## Exercise details
Find each line with "kemdikbud" and copy it.

(Items from a dataset)
+ + +

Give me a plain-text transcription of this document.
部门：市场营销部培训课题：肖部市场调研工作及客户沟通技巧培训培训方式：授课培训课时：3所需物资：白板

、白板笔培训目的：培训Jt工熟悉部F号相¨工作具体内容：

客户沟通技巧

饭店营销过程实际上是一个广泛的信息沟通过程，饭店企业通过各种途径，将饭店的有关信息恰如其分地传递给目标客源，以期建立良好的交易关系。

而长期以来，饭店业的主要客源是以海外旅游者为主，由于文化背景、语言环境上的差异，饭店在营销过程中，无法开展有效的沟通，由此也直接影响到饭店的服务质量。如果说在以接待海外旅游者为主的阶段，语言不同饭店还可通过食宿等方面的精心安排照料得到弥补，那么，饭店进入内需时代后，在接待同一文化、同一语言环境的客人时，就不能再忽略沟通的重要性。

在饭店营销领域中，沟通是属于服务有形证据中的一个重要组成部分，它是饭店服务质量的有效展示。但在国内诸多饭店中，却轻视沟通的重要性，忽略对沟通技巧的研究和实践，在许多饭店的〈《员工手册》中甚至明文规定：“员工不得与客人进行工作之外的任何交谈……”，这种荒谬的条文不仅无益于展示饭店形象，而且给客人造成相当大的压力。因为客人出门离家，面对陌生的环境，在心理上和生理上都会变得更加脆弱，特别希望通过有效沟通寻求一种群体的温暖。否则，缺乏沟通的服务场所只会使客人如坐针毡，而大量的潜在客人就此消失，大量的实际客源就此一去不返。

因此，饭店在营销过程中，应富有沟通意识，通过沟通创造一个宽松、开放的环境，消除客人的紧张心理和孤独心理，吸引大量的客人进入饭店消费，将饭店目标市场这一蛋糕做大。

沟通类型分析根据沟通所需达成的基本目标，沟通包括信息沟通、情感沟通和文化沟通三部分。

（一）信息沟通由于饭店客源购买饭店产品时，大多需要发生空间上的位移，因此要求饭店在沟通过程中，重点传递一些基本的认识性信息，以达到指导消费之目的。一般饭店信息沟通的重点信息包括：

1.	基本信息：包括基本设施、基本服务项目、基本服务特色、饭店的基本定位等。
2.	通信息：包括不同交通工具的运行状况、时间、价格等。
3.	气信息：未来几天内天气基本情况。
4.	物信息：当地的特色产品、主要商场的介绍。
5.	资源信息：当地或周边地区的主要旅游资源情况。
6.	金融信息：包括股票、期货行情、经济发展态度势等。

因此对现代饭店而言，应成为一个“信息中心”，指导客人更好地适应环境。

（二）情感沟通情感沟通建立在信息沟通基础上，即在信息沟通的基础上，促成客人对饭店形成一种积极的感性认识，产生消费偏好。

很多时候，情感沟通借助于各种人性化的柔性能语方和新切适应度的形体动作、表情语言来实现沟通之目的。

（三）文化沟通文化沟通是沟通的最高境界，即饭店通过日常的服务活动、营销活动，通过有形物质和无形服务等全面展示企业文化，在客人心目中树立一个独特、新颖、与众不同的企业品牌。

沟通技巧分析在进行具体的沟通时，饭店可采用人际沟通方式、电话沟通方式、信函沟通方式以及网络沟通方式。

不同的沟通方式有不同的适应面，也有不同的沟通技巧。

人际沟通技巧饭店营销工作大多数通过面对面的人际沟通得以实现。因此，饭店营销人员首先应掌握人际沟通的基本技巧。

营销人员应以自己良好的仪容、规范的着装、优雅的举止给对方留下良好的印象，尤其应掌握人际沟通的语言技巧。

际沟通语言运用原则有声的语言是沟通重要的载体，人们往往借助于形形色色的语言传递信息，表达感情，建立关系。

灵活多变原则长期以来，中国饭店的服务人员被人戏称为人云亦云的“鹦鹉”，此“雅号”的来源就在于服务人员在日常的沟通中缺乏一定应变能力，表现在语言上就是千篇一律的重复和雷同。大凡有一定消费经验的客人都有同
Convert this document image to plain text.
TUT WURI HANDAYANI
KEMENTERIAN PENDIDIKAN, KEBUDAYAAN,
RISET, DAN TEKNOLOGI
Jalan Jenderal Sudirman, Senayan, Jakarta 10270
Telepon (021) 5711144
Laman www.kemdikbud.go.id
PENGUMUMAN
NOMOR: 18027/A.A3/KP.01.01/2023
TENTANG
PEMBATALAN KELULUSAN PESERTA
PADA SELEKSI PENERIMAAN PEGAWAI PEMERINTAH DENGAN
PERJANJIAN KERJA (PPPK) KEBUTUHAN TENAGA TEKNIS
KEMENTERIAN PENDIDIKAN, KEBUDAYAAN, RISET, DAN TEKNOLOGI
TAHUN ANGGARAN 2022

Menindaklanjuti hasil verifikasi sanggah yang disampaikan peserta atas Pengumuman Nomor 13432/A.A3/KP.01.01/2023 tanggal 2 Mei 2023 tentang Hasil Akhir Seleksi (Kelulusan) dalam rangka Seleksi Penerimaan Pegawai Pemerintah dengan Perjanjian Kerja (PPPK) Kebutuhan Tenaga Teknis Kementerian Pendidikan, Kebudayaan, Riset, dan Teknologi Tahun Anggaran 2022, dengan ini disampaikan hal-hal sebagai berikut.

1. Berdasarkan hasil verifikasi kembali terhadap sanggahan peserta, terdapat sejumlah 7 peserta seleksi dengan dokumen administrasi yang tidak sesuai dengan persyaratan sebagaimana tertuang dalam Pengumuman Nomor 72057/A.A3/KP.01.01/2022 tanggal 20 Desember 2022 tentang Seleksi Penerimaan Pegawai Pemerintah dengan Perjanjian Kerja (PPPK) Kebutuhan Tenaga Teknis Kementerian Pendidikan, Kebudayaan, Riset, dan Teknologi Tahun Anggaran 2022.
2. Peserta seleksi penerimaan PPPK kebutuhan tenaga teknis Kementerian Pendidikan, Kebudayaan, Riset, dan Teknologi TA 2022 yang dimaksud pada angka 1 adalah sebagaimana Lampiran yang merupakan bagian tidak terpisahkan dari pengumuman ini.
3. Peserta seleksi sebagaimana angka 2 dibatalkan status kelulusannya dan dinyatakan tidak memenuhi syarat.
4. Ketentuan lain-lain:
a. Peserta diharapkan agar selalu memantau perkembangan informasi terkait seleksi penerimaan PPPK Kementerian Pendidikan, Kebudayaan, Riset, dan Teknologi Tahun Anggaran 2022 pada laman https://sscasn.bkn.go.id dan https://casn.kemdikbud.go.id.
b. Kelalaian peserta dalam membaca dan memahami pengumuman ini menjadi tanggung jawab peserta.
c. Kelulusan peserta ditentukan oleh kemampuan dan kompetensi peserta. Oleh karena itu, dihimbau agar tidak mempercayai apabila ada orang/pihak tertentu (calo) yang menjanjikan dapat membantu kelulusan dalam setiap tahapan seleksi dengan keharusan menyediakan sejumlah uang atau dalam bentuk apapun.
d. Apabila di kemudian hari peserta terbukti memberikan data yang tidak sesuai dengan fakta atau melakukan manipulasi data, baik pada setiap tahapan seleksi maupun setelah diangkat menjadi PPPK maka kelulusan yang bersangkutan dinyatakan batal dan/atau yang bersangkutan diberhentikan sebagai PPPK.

+ + +

## Full answer
Laman www.kemdikbud.go.id
a. Peserta diharapkan agar selalu memantau perkembangan informasi terkait seleksi penerimaan PPPK Kementerian Pendidikan, Kebudayaan, Riset, dan Teknologi Tahun Anggaran 2022 pada laman https://sscasn.bkn.go.id dan https://casn.kemdikbud.go.id.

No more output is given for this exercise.